**Required work:**
**1)** Answer these questions from the article on Super Diamond:
(a) In what year did Cordero first throw a Neil Diamond song into his nightclub mix?
(b) Which song did that audience go wild over?
(c) In what year did Cordero assemble a six-piece band?
**2)** Retype the passage of the article on Super Diamond starting at "Cordero, 39, inadvertently" and ending at "than 40 years.".
**3)** Extend the newspaper article about Super Diamond beyond its final sentence.

--- START OF Document text ---

Super Diamond gives Gen Xers
a Neil Diamond experience


From The Morning Call — September 25, 2004

Super Diamond gives Gen Xers a Neil Diamond experience

By Beth W. Orenstein
Special to The Morning Call

Neil Diamond is forever.

At least if Randy Cordero has anything to say about it.

Cordero, 39, inadvertently launched a career as a Neil Diamond impersonator in 1989 when he threw one of the legend’s songs into his nightclub mix. Much to his surprise, the audience of mostly 20 and 30 somethings went wild over his campy rendition of ”Sweet Caroline.”

”I didn’t know anyone who liked Neil was that young,” Cordero says from his San Francisco home about the singer-songwriter who has been performing for more than 40 years.

Afterward, Cordero kept getting invited to parties and concerts to do his acoustic Neil

shtick. Realizing he was on to something, in 1992 Cordero assembled a six-piece band to perform nothing but Neil Diamond music.

--- END OF Document text ---
--- START OF Extracted data ---

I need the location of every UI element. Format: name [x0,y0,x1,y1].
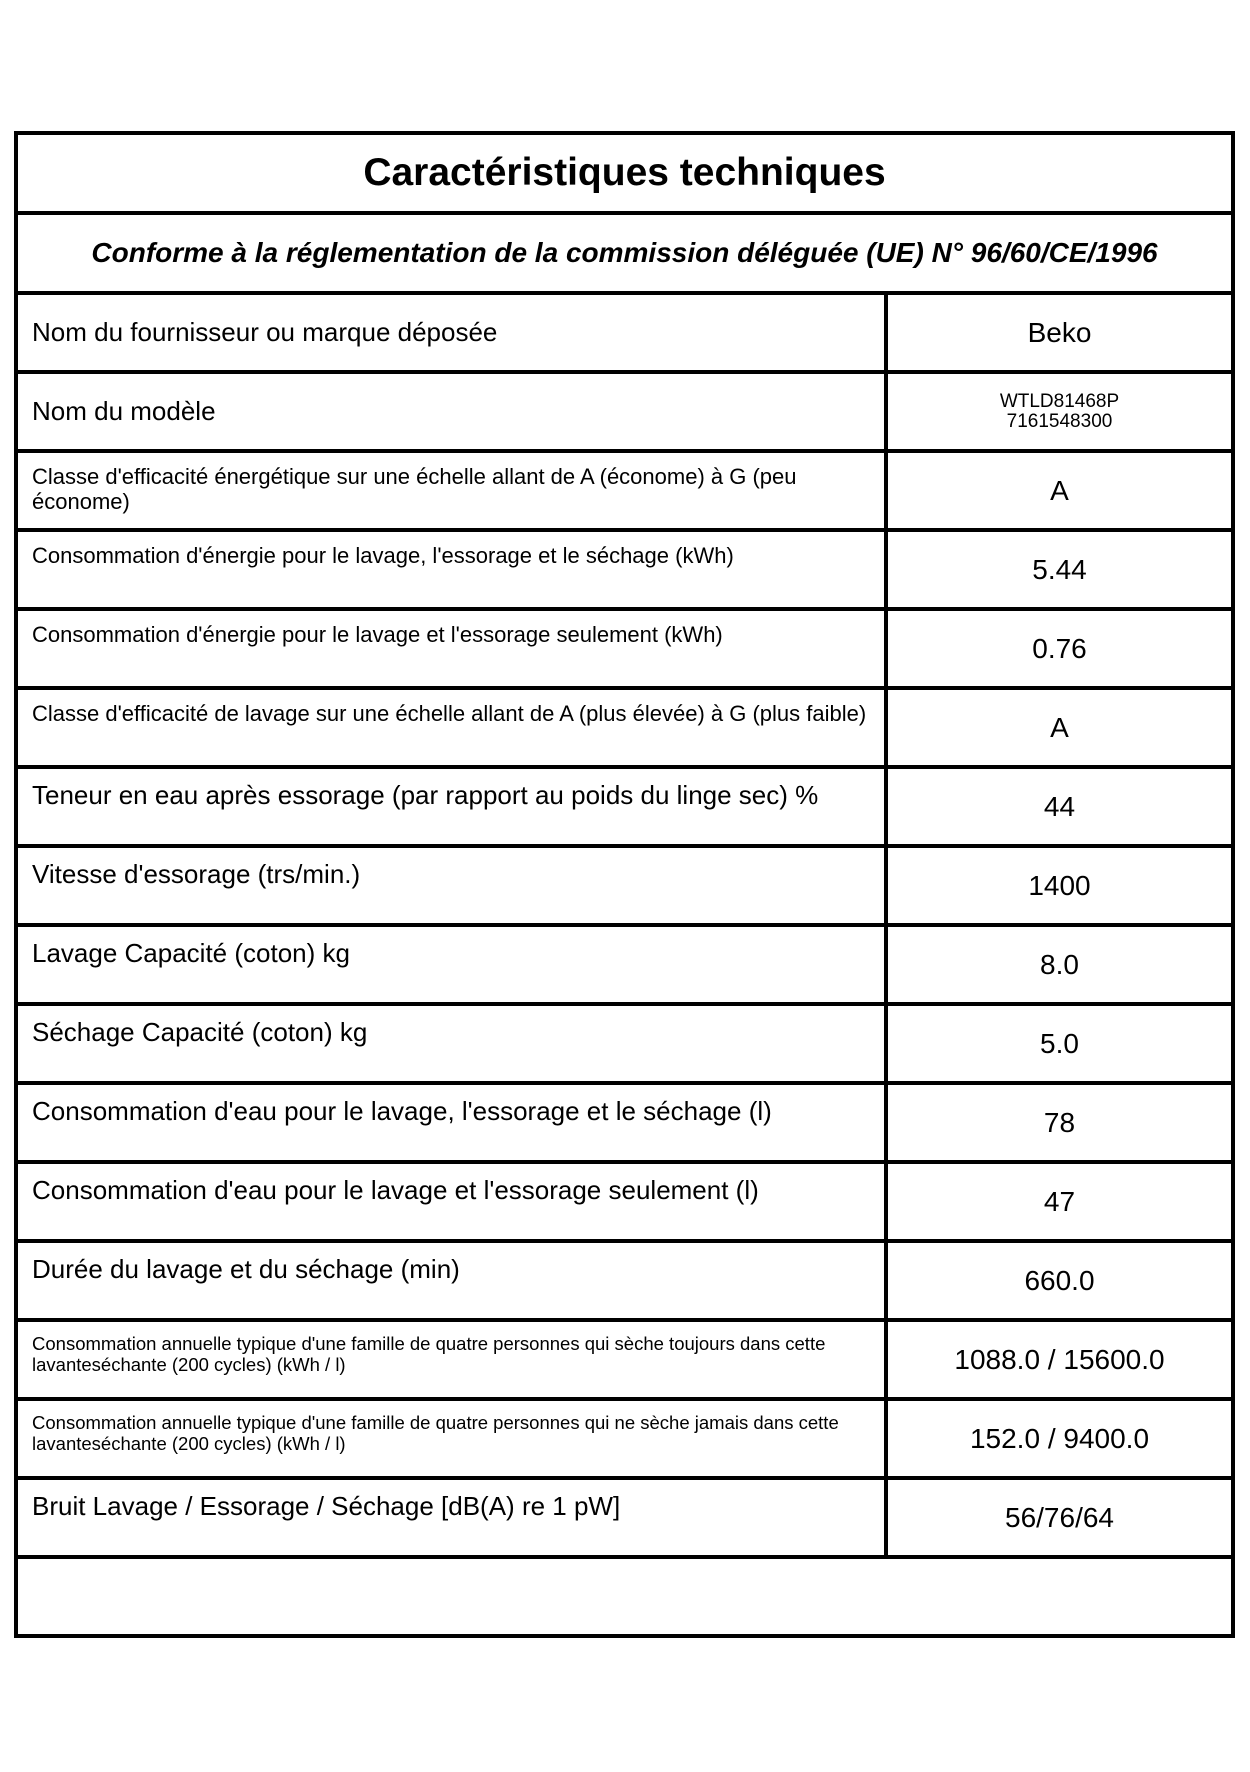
spec-value: 78 [1043,1106,1076,1138]
spec-value: 1400 [1028,869,1091,901]
model-number: 7161548300 [1006,410,1113,432]
spec-value-model [888,374,1231,449]
spec-label: Consommation annuelle typique d'une famille de quatre personnes qui ne sèche jamais dans cette lavanteséchante (200 cycles) (kWh / l) [18,1401,888,1476]
spec-row-duration [18,1243,1231,1322]
spec-value: Beko [1027,316,1092,348]
spec-value: 1088.0 / 15600.0 [954,1343,1165,1375]
spec-row-wash-capacity [18,927,1231,1006]
spec-value: 56/76/64 [1005,1501,1114,1533]
spec-label: Classe d'efficacité de lavage sur une échelle allant de A (plus élevée) à G (plus faible) [18,690,888,765]
spec-row-annual-never-dry [18,1401,1231,1480]
spec-label: Durée du lavage et du séchage (min) [18,1243,888,1318]
spec-value: 660.0 [1024,1264,1095,1296]
spec-row-water-content [18,769,1231,848]
spec-value: 8.0 [1040,948,1079,980]
spec-row-dry-capacity [18,1006,1231,1085]
spec-row-water-wash-dry [18,1085,1231,1164]
spec-value: 0.76 [1032,632,1087,664]
spec-value: 44 [1043,790,1076,822]
spec-label: Nom du modèle [18,374,888,449]
spec-label: Séchage Capacité (coton) kg [18,1006,888,1081]
spec-value: 152.0 / 9400.0 [969,1422,1150,1454]
spec-row-supplier [18,295,1231,374]
spec-table [18,295,1231,1559]
spec-value: 5.0 [1040,1027,1079,1059]
spec-sheet [14,131,1235,1638]
spec-label: Lavage Capacité (coton) kg [18,927,888,1002]
spec-label: Consommation d'eau pour le lavage, l'essorage et le séchage (l) [18,1085,888,1160]
spec-label: Consommation d'énergie pour le lavage et l'essorage seulement (kWh) [18,611,888,686]
spec-label: Vitesse d'essorage (trs/min.) [18,848,888,923]
document-title: Caractéristiques techniques [18,135,1231,215]
spec-label: Bruit Lavage / Essorage / Séchage [dB(A) re 1 pW] [18,1480,888,1555]
spec-row-wash-class [18,690,1231,769]
spec-label: Classe d'efficacité énergétique sur une échelle allant de A (économe) à G (peu économe) [18,453,888,528]
spec-label: Consommation annuelle typique d'une famille de quatre personnes qui sèche toujours dans cette lavanteséchante (200 cycles) (kWh / l) [18,1322,888,1397]
spec-label: Teneur en eau après essorage (par rapport au poids du linge sec) % [18,769,888,844]
spec-row-water-wash [18,1164,1231,1243]
spec-row-energy-wash [18,611,1231,690]
spec-row-energy-wash-dry [18,532,1231,611]
spec-label: Consommation d'énergie pour le lavage, l'essorage et le séchage (kWh) [18,532,888,607]
spec-value: A [1050,711,1069,743]
spec-row-energy-class [18,453,1231,532]
spec-row-noise [18,1480,1231,1559]
spec-row-spin-speed [18,848,1231,927]
model-name: WTLD81468P [999,390,1120,412]
empty-footer-row [18,1565,1231,1634]
spec-value: 47 [1043,1185,1076,1217]
spec-label: Nom du fournisseur ou marque déposée [18,295,888,370]
spec-row-model [18,374,1231,453]
spec-row-annual-always-dry [18,1322,1231,1401]
spec-value: A [1050,474,1069,506]
spec-label: Consommation d'eau pour le lavage et l'essorage seulement (l) [18,1164,888,1239]
spec-value: 5.44 [1032,553,1087,585]
document-subtitle: Conforme à la réglementation de la commission déléguée (UE) N° 96/60/CE/1996 [18,215,1231,295]
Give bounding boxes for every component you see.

--- END OF Extracted data ---

**Expected outputs:**
**1)**
(a) 1989
(b) "Sweet Caroline"
(c) 1992

**2)**
Cordero, 39, inadvertently launched a career as a Neil Diamond impersonator in 1989 when he threw one of the legend’s songs into his nightclub mix. Much to his surprise, the audience of mostly 20 and 30 somethings went wild over his campy rendition of ”Sweet Caroline.”

”I didn’t know anyone who liked Neil was that young,” Cordero says from his San Francisco home about the singer-songwriter who has been performing for more than 40 years.

**3)**
He named his tribute band Super Diamond and himself the Surreal Neil. All the band members adopted ”Diamond” as their last names. Super Diamond has been playing to sold-out crowds at music halls and nightclubs across the country ever since. The band books more than 120 performances a year; in July they performed to 17,000 at the Hollywood Bowl. Super Diamond even has a CD, ”Live on the Rocks,” with 20 tracks, released in December, and Super Diamond T-shirts.

In August, Super Diamond entertained a private party during the Republican National Convention in New York City. ”Most of the people who were there were lobbyists,” Cordero says. ”And a lot were Democrats,” he adds with a chuckle.

An upcoming East Coast swing includes a fund-raising performance next Saturday at the Allentown Jewish Community Center.

What does the Great Man think of this slightly campy version of himself?

Until a few years ago, Diamond had not seen Super Diamond perform, but his children and people from his band would show up when the group played in the Los Angeles area. They told Super Diamond the big guy approved.

In 2000, Diamond finally came to see the band at the House of Blues, which is a couple of miles from Diamond’s home in Beverly Hills. He came again in 2001 when Super Diamond was performing at the premiere party for the romantic comedy ”Saving Silverman,” in which Neil Diamond has a cameo role as himself.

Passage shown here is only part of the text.